> Given records:
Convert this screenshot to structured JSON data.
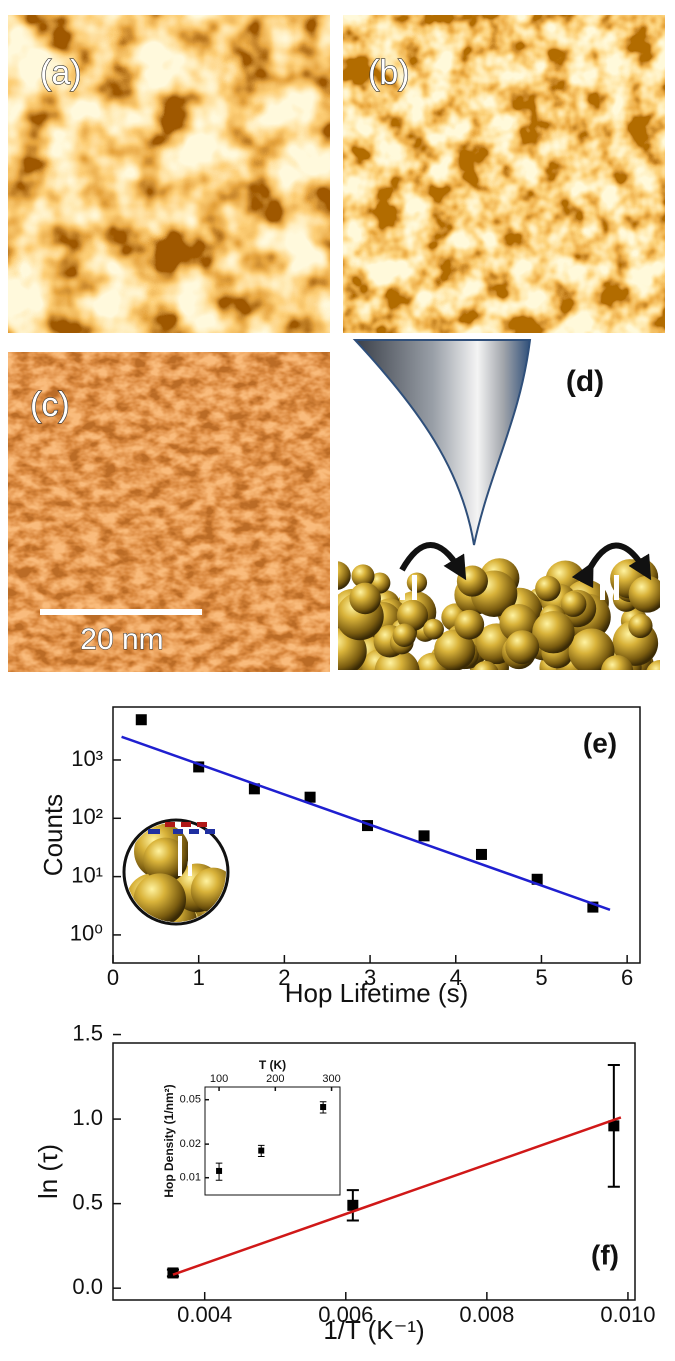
{
  "panels": [
    {
      "label": "(a)"
    },
    {
      "label": "(b)"
    },
    {
      "label": "(c)"
    },
    {
      "label": "(d)"
    }
  ],
  "scale_bar": "20 nm",
  "chart_data": [
    {
      "type": "scatter",
      "annotation": "(e)",
      "xlabel": "Hop Lifetime (s)",
      "ylabel": "Counts",
      "xlim": [
        0,
        6.15
      ],
      "ylim": [
        0.33,
        8100
      ],
      "ylog": true,
      "xticks": [
        0,
        1,
        2,
        3,
        4,
        5,
        6
      ],
      "yticks": [
        {
          "value": 1,
          "label": "10⁰"
        },
        {
          "value": 10,
          "label": "10¹"
        },
        {
          "value": 100,
          "label": "10²"
        },
        {
          "value": 1000,
          "label": "10³"
        }
      ],
      "series": [
        {
          "color": "#000000",
          "marker": "square",
          "x": [
            0.33,
            1.0,
            1.65,
            2.3,
            2.97,
            3.63,
            4.3,
            4.95,
            5.6
          ],
          "values": [
            4900,
            760,
            320,
            230,
            75,
            50,
            24,
            9,
            3
          ]
        },
        {
          "color": "#1f1fd0",
          "style": "line",
          "x": [
            0.1,
            5.8
          ],
          "values": [
            2500,
            2.7
          ]
        }
      ]
    },
    {
      "type": "scatter",
      "annotation": "(f)",
      "xlabel": "1/T (K⁻¹)",
      "ylabel": "ln (τ)",
      "xlim": [
        0.0027,
        0.0101
      ],
      "ylim": [
        -0.07,
        1.45
      ],
      "xticks": [
        0.004,
        0.006,
        0.008,
        {
          "value": 0.01,
          "label": "0.010"
        }
      ],
      "yticks": [
        {
          "value": 0,
          "label": "0.0"
        },
        0.5,
        {
          "value": 1,
          "label": "1.0"
        },
        1.5
      ],
      "series": [
        {
          "color": "#000000",
          "marker": "square",
          "x": [
            0.00355,
            0.0061,
            0.0098
          ],
          "values": [
            0.09,
            0.49,
            0.96
          ],
          "errors": [
            0.02,
            0.09,
            0.36
          ]
        },
        {
          "color": "#d01818",
          "style": "line",
          "x": [
            0.00355,
            0.0099
          ],
          "values": [
            0.08,
            1.01
          ]
        }
      ]
    },
    {
      "type": "scatter",
      "inset": true,
      "xaxis": "top",
      "xlabel": "T (K)",
      "ylabel": "Hop Density (1/nm²)",
      "xlim": [
        75,
        315
      ],
      "ylim": [
        0.007,
        0.065
      ],
      "ylog": true,
      "xticks": [
        100,
        200,
        300
      ],
      "yticks": [
        0.01,
        0.02,
        0.05
      ],
      "series": [
        {
          "color": "#000000",
          "marker": "square",
          "x": [
            100,
            175,
            285
          ],
          "values": [
            0.0115,
            0.0175,
            0.043
          ],
          "errors": [
            0.002,
            0.002,
            0.005
          ]
        }
      ]
    }
  ]
}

> The task: Copy the listing over exactly, skipping the pictures it holds.

> Written reply:
Convert this screenshot to structured JSON data.
{
  "panels": [
    {
      "label": "(a)"
    },
    {
      "label": "(b)"
    },
    {
      "label": "(c)"
    },
    {
      "label": "(d)"
    }
  ],
  "scale_bar": "20 nm",
  "chart_data": [
    {
      "type": "scatter",
      "annotation": "(e)",
      "xlabel": "Hop Lifetime (s)",
      "ylabel": "Counts",
      "xlim": [
        0,
        6.15
      ],
      "ylim": [
        0.33,
        8100
      ],
      "ylog": true,
      "xticks": [
        0,
        1,
        2,
        3,
        4,
        5,
        6
      ],
      "yticks": [
        {
          "value": 1,
          "label": "10⁰"
        },
        {
          "value": 10,
          "label": "10¹"
        },
        {
          "value": 100,
          "label": "10²"
        },
        {
          "value": 1000,
          "label": "10³"
        }
      ],
      "series": [
        {
          "color": "#000000",
          "marker": "square",
          "x": [
            0.33,
            1.0,
            1.65,
            2.3,
            2.97,
            3.63,
            4.3,
            4.95,
            5.6
          ],
          "values": [
            4900,
            760,
            320,
            230,
            75,
            50,
            24,
            9,
            3
          ]
        },
        {
          "color": "#1f1fd0",
          "style": "line",
          "x": [
            0.1,
            5.8
          ],
          "values": [
            2500,
            2.7
          ]
        }
      ]
    },
    {
      "type": "scatter",
      "annotation": "(f)",
      "xlabel": "1/T (K⁻¹)",
      "ylabel": "ln (τ)",
      "xlim": [
        0.0027,
        0.0101
      ],
      "ylim": [
        -0.07,
        1.45
      ],
      "xticks": [
        0.004,
        0.006,
        0.008,
        {
          "value": 0.01,
          "label": "0.010"
        }
      ],
      "yticks": [
        {
          "value": 0,
          "label": "0.0"
        },
        0.5,
        {
          "value": 1,
          "label": "1.0"
        },
        1.5
      ],
      "series": [
        {
          "color": "#000000",
          "marker": "square",
          "x": [
            0.00355,
            0.0061,
            0.0098
          ],
          "values": [
            0.09,
            0.49,
            0.96
          ],
          "errors": [
            0.02,
            0.09,
            0.36
          ]
        },
        {
          "color": "#d01818",
          "style": "line",
          "x": [
            0.00355,
            0.0099
          ],
          "values": [
            0.08,
            1.01
          ]
        }
      ]
    },
    {
      "type": "scatter",
      "inset": true,
      "xaxis": "top",
      "xlabel": "T (K)",
      "ylabel": "Hop Density (1/nm²)",
      "xlim": [
        75,
        315
      ],
      "ylim": [
        0.007,
        0.065
      ],
      "ylog": true,
      "xticks": [
        100,
        200,
        300
      ],
      "yticks": [
        0.01,
        0.02,
        0.05
      ],
      "series": [
        {
          "color": "#000000",
          "marker": "square",
          "x": [
            100,
            175,
            285
          ],
          "values": [
            0.0115,
            0.0175,
            0.043
          ],
          "errors": [
            0.002,
            0.002,
            0.005
          ]
        }
      ]
    }
  ]
}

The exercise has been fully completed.